What you are asked to do:
In full and without alteration, repeat the material.

Records to process:

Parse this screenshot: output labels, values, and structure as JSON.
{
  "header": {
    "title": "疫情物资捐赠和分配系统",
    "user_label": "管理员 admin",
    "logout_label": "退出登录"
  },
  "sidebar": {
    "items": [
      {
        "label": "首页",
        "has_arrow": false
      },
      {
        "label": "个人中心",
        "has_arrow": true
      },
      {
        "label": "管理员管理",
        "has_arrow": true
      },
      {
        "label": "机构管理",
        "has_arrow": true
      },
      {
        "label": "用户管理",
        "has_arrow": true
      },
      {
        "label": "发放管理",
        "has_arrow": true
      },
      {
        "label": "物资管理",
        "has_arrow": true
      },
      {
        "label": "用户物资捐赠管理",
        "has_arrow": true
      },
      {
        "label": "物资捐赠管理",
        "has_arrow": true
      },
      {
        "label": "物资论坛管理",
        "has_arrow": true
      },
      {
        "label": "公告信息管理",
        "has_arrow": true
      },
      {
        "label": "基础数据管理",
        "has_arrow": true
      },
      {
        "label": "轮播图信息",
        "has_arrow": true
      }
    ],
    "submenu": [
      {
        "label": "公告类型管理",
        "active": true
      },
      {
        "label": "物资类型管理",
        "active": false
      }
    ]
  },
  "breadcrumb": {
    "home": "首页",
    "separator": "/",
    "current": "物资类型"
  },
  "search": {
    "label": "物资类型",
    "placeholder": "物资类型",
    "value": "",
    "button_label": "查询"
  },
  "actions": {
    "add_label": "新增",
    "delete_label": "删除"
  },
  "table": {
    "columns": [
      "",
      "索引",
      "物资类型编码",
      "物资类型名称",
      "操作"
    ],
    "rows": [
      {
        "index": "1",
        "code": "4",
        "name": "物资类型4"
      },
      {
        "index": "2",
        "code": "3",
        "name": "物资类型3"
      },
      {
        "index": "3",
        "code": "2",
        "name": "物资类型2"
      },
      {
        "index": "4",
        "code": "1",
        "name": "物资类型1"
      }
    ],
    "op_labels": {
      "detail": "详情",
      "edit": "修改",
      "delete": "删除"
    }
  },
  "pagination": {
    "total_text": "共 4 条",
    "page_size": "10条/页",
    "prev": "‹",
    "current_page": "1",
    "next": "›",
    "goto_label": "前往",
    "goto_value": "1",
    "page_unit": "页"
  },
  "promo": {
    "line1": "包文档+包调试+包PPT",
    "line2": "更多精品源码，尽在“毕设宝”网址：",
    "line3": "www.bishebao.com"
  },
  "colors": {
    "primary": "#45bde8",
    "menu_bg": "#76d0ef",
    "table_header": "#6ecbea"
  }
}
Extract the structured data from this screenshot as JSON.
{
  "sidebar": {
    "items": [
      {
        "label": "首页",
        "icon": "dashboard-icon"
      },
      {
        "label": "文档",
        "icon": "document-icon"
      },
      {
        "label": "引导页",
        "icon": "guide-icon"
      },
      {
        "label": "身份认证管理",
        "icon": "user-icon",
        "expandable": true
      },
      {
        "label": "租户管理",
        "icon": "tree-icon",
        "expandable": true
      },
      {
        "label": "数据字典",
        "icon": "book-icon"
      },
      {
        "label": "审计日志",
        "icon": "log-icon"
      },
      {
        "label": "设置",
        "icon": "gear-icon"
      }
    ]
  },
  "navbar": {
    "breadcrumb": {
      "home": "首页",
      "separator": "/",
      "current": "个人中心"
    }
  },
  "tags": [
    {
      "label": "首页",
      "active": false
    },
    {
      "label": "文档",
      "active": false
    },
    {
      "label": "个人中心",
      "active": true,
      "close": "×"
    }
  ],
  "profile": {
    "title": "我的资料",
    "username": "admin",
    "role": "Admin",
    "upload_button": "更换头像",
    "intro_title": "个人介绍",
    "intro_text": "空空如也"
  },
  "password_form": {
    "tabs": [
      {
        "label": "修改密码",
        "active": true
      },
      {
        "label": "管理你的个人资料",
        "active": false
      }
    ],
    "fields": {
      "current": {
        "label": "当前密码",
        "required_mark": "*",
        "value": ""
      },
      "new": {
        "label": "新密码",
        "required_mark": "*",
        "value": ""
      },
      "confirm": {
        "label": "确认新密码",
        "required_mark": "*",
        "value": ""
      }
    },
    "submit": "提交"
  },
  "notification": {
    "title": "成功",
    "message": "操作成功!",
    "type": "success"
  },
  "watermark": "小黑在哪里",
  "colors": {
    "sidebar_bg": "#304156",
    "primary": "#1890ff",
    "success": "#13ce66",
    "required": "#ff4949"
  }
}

The output:
Parse this screenshot: output labels, values, and structure as JSON.
{
  "header": {
    "title": "疫情物资捐赠和分配系统",
    "user_label": "管理员 admin",
    "logout_label": "退出登录"
  },
  "sidebar": {
    "items": [
      {
        "label": "首页",
        "has_arrow": false
      },
      {
        "label": "个人中心",
        "has_arrow": true
      },
      {
        "label": "管理员管理",
        "has_arrow": true
      },
      {
        "label": "机构管理",
        "has_arrow": true
      },
      {
        "label": "用户管理",
        "has_arrow": true
      },
      {
        "label": "发放管理",
        "has_arrow": true
      },
      {
        "label": "物资管理",
        "has_arrow": true
      },
      {
        "label": "用户物资捐赠管理",
        "has_arrow": true
      },
      {
        "label": "物资捐赠管理",
        "has_arrow": true
      },
      {
        "label": "物资论坛管理",
        "has_arrow": true
      },
      {
        "label": "公告信息管理",
        "has_arrow": true
      },
      {
        "label": "基础数据管理",
        "has_arrow": true
      },
      {
        "label": "轮播图信息",
        "has_arrow": true
      }
    ],
    "submenu": [
      {
        "label": "公告类型管理",
        "active": true
      },
      {
        "label": "物资类型管理",
        "active": false
      }
    ]
  },
  "breadcrumb": {
    "home": "首页",
    "separator": "/",
    "current": "物资类型"
  },
  "search": {
    "label": "物资类型",
    "placeholder": "物资类型",
    "value": "",
    "button_label": "查询"
  },
  "actions": {
    "add_label": "新增",
    "delete_label": "删除"
  },
  "table": {
    "columns": [
      "",
      "索引",
      "物资类型编码",
      "物资类型名称",
      "操作"
    ],
    "rows": [
      {
        "index": "1",
        "code": "4",
        "name": "物资类型4"
      },
      {
        "index": "2",
        "code": "3",
        "name": "物资类型3"
      },
      {
        "index": "3",
        "code": "2",
        "name": "物资类型2"
      },
      {
        "index": "4",
        "code": "1",
        "name": "物资类型1"
      }
    ],
    "op_labels": {
      "detail": "详情",
      "edit": "修改",
      "delete": "删除"
    }
  },
  "pagination": {
    "total_text": "共 4 条",
    "page_size": "10条/页",
    "prev": "‹",
    "current_page": "1",
    "next": "›",
    "goto_label": "前往",
    "goto_value": "1",
    "page_unit": "页"
  },
  "promo": {
    "line1": "包文档+包调试+包PPT",
    "line2": "更多精品源码，尽在“毕设宝”网址：",
    "line3": "www.bishebao.com"
  },
  "colors": {
    "primary": "#45bde8",
    "menu_bg": "#76d0ef",
    "table_header": "#6ecbea"
  }
}
Extract the structured data from this screenshot as JSON.
{
  "sidebar": {
    "items": [
      {
        "label": "首页",
        "icon": "dashboard-icon"
      },
      {
        "label": "文档",
        "icon": "document-icon"
      },
      {
        "label": "引导页",
        "icon": "guide-icon"
      },
      {
        "label": "身份认证管理",
        "icon": "user-icon",
        "expandable": true
      },
      {
        "label": "租户管理",
        "icon": "tree-icon",
        "expandable": true
      },
      {
        "label": "数据字典",
        "icon": "book-icon"
      },
      {
        "label": "审计日志",
        "icon": "log-icon"
      },
      {
        "label": "设置",
        "icon": "gear-icon"
      }
    ]
  },
  "navbar": {
    "breadcrumb": {
      "home": "首页",
      "separator": "/",
      "current": "个人中心"
    }
  },
  "tags": [
    {
      "label": "首页",
      "active": false
    },
    {
      "label": "文档",
      "active": false
    },
    {
      "label": "个人中心",
      "active": true,
      "close": "×"
    }
  ],
  "profile": {
    "title": "我的资料",
    "username": "admin",
    "role": "Admin",
    "upload_button": "更换头像",
    "intro_title": "个人介绍",
    "intro_text": "空空如也"
  },
  "password_form": {
    "tabs": [
      {
        "label": "修改密码",
        "active": true
      },
      {
        "label": "管理你的个人资料",
        "active": false
      }
    ],
    "fields": {
      "current": {
        "label": "当前密码",
        "required_mark": "*",
        "value": ""
      },
      "new": {
        "label": "新密码",
        "required_mark": "*",
        "value": ""
      },
      "confirm": {
        "label": "确认新密码",
        "required_mark": "*",
        "value": ""
      }
    },
    "submit": "提交"
  },
  "notification": {
    "title": "成功",
    "message": "操作成功!",
    "type": "success"
  },
  "watermark": "小黑在哪里",
  "colors": {
    "sidebar_bg": "#304156",
    "primary": "#1890ff",
    "success": "#13ce66",
    "required": "#ff4949"
  }
}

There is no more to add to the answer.